==== DATA FOR THIS TASK ====

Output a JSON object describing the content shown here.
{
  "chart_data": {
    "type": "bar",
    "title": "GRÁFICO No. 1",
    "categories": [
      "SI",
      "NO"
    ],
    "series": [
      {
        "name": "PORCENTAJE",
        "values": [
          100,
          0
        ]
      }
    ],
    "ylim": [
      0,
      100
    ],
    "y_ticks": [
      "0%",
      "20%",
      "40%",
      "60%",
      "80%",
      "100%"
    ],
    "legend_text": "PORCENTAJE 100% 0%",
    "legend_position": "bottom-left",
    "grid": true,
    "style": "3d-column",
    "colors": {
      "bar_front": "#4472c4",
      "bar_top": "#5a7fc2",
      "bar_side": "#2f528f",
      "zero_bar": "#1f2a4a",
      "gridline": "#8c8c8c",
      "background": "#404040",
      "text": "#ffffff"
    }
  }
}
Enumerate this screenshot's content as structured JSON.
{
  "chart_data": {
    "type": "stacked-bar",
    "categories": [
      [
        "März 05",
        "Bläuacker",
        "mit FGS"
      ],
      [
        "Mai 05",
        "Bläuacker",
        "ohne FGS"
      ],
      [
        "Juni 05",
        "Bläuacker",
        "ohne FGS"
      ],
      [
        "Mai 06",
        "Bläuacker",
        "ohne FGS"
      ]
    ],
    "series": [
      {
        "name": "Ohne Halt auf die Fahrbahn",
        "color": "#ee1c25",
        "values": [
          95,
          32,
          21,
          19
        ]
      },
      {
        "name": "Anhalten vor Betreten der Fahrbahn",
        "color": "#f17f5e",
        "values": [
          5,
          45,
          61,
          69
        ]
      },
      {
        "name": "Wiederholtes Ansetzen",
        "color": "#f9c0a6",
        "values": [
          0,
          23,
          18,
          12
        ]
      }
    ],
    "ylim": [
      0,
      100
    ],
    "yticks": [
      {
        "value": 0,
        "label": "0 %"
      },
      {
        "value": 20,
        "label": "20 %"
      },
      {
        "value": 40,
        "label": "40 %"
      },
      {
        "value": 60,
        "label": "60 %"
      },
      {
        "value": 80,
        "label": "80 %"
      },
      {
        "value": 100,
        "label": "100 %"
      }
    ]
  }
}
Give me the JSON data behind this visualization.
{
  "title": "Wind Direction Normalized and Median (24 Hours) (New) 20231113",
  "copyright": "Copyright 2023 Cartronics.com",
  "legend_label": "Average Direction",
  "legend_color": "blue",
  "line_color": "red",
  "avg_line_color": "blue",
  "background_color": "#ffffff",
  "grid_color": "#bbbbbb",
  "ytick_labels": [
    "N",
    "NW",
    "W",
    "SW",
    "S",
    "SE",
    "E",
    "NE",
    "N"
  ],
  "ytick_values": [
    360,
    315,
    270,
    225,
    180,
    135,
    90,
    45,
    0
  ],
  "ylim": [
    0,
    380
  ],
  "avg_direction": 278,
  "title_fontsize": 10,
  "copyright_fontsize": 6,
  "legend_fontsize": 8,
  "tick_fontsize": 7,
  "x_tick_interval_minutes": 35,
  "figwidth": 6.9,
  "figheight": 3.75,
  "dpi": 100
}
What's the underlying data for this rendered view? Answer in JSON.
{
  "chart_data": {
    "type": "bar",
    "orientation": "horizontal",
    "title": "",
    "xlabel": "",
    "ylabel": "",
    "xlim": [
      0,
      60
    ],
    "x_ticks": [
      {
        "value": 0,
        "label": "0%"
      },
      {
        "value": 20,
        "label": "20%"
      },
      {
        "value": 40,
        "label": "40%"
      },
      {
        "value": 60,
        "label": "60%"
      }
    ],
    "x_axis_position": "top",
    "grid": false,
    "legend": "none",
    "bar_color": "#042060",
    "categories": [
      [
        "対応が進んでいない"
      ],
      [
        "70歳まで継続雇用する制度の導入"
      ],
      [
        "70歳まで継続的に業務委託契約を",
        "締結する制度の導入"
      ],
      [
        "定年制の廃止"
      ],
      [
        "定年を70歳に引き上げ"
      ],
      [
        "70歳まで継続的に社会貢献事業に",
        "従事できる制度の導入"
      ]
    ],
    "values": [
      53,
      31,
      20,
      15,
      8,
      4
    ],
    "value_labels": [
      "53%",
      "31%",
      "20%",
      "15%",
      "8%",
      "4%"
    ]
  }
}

====

TASK INSTRUCTIONS: Note every line above where the string "PORCENTAJE" shows up, and copy those lines.

RESULT OF THIS TASK:
        "name": "PORCENTAJE",
    "legend_text": "PORCENTAJE 100% 0%",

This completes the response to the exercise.